PROBLEM.
Draw out every line with the word "name" from the listing below.

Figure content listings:
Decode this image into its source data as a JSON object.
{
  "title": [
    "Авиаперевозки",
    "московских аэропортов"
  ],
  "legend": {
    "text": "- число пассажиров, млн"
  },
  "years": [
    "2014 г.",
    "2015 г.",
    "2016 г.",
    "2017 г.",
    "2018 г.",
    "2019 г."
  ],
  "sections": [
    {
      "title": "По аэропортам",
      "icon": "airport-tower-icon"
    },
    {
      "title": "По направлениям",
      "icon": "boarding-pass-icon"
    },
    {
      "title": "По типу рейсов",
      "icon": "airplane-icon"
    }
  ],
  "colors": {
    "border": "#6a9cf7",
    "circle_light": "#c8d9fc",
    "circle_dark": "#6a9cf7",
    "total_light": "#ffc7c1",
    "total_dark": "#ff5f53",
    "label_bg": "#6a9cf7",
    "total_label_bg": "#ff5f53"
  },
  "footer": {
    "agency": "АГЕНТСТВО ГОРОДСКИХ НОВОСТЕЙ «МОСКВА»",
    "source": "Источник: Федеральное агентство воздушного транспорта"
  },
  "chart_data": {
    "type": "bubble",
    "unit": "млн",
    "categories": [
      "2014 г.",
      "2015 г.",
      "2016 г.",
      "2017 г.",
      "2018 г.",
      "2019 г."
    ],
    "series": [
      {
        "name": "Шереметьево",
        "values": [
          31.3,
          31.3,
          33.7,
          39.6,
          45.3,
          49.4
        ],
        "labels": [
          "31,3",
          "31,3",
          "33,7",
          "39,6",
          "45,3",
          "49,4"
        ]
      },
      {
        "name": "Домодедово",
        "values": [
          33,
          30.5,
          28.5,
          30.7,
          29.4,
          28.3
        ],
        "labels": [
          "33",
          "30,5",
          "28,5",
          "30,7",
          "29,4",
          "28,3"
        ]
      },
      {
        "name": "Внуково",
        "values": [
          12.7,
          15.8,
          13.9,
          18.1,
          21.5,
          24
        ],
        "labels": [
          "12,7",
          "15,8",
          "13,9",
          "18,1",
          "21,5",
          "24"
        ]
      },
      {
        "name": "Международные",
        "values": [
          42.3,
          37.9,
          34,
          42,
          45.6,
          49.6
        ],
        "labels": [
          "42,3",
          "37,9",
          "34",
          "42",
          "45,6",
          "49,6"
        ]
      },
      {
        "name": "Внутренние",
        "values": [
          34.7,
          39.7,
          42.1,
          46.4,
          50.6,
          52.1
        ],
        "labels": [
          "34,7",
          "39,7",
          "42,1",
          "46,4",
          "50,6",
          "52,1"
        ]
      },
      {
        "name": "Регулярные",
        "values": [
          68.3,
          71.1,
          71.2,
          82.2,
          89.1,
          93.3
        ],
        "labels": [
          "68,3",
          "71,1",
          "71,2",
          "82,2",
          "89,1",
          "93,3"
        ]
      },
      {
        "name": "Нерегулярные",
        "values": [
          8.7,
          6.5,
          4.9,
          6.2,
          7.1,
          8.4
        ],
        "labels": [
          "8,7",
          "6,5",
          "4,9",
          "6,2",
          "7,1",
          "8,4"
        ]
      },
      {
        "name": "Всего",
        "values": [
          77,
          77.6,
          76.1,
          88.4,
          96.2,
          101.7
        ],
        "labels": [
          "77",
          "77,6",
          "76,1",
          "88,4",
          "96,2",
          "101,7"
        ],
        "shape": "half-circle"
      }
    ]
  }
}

EXERCISE OUTPUT.
        "name": "Шереметьево",
        "name": "Домодедово",
        "name": "Внуково",
        "name": "Международные",
        "name": "Внутренние",
        "name": "Регулярные",
        "name": "Нерегулярные",
        "name": "Всего",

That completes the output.